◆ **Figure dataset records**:
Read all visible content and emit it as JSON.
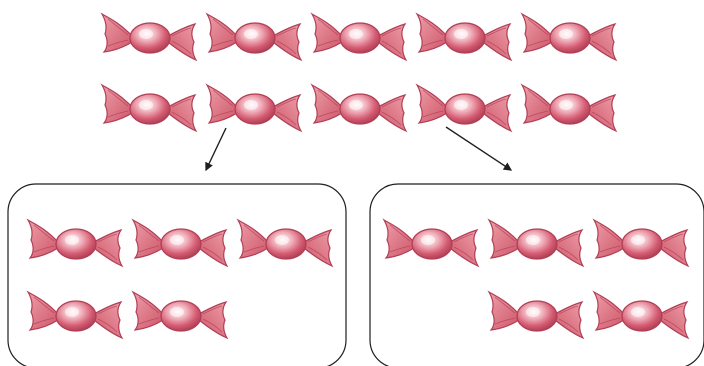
{
  "diagram": {
    "top_group": {
      "rows": [
        5,
        5
      ],
      "item_icon": "candy-icon"
    },
    "boxes": [
      {
        "name": "left",
        "rows": [
          3,
          2
        ],
        "alignment": "left"
      },
      {
        "name": "right",
        "rows": [
          3,
          2
        ],
        "alignment": "right"
      }
    ],
    "arrows": [
      {
        "from": "top-row-2-candy-2",
        "to": "box-left"
      },
      {
        "from": "top-row-2-candy-4",
        "to": "box-right"
      }
    ],
    "colors": {
      "candy_fill": "#d85d73",
      "candy_stroke": "#b13e55",
      "candy_highlight": "#fbeef2",
      "wrapper_fill": "#e2848f",
      "box_stroke": "#1f1f1f",
      "arrow_stroke": "#1f1f1f"
    }
  }
}
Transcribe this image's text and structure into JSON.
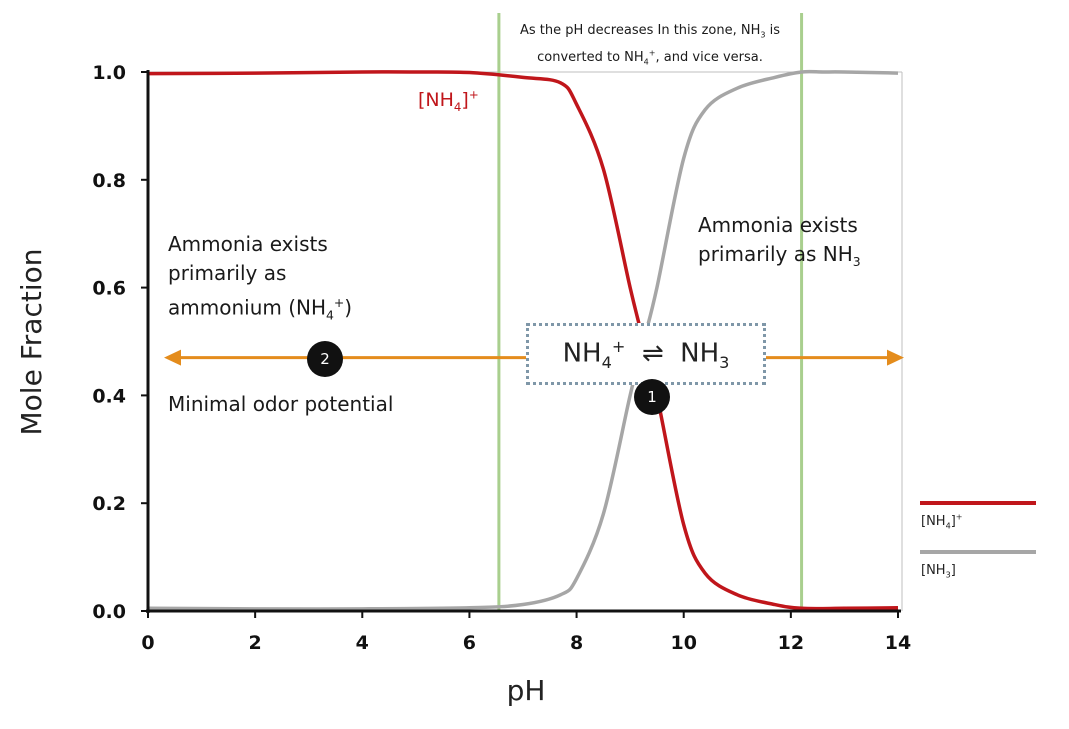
{
  "chart_data": {
    "type": "line",
    "xlabel": "pH",
    "ylabel": "Mole Fraction",
    "xlim": [
      0,
      14
    ],
    "ylim": [
      0,
      1.0
    ],
    "xticks": [
      "0",
      "2",
      "4",
      "6",
      "8",
      "10",
      "12",
      "14"
    ],
    "yticks": [
      "0.0",
      "0.2",
      "0.4",
      "0.6",
      "0.8",
      "1.0"
    ],
    "grid": false,
    "legend_position": "right",
    "series": [
      {
        "name": "[NH4]+",
        "color": "#c0161b",
        "x": [
          0,
          2,
          4,
          5,
          6,
          7,
          7.7,
          8,
          8.5,
          9,
          9.25,
          9.5,
          10,
          10.4,
          11,
          11.7,
          12.2,
          13,
          14
        ],
        "y": [
          0.997,
          0.998,
          1.0,
          1.0,
          0.999,
          0.99,
          0.98,
          0.94,
          0.82,
          0.6,
          0.5,
          0.4,
          0.16,
          0.07,
          0.03,
          0.012,
          0.005,
          0.005,
          0.006
        ]
      },
      {
        "name": "[NH3]",
        "color": "#a6a6a6",
        "x": [
          0,
          2,
          4,
          6,
          7,
          7.7,
          8,
          8.5,
          9,
          9.25,
          9.5,
          10,
          10.4,
          11,
          11.7,
          12.2,
          12.6,
          13,
          14
        ],
        "y": [
          0.005,
          0.004,
          0.004,
          0.006,
          0.012,
          0.03,
          0.06,
          0.18,
          0.4,
          0.5,
          0.6,
          0.84,
          0.93,
          0.97,
          0.99,
          1.0,
          1.0,
          1.0,
          0.998
        ]
      }
    ],
    "reference_lines_x": [
      6.55,
      12.2
    ],
    "reference_line_color": "#a9cf8e",
    "arrow_y": 0.47,
    "arrow_color": "#e48c1c"
  },
  "annotations": {
    "top_note_l1": "As the pH decreases In this zone, NH3 is",
    "top_note_l2": "converted to NH4+, and vice versa.",
    "left_l1": "Ammonia exists",
    "left_l2": "primarily as",
    "left_l3_pre": "ammonium (NH",
    "left_l3_sub": "4",
    "left_l3_sup": "+",
    "left_l3_post": ")",
    "right_l1": "Ammonia exists",
    "right_l2_pre": "primarily as NH",
    "right_l2_sub": "3",
    "odor": "Minimal odor potential",
    "curve_label": "[NH4]+",
    "equation": "NH4+ ⇌ NH3",
    "marker1": "1",
    "marker2": "2"
  },
  "legend": [
    {
      "label": "[NH4]+",
      "color": "#c0161b"
    },
    {
      "label": "[NH3]",
      "color": "#a6a6a6"
    }
  ]
}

◆ **Given problem**:
Select every line of the records holding the string "primarily".

◆ **Worked answer**:
    "left_l2": "primarily as",
    "right_l2_pre": "primarily as NH",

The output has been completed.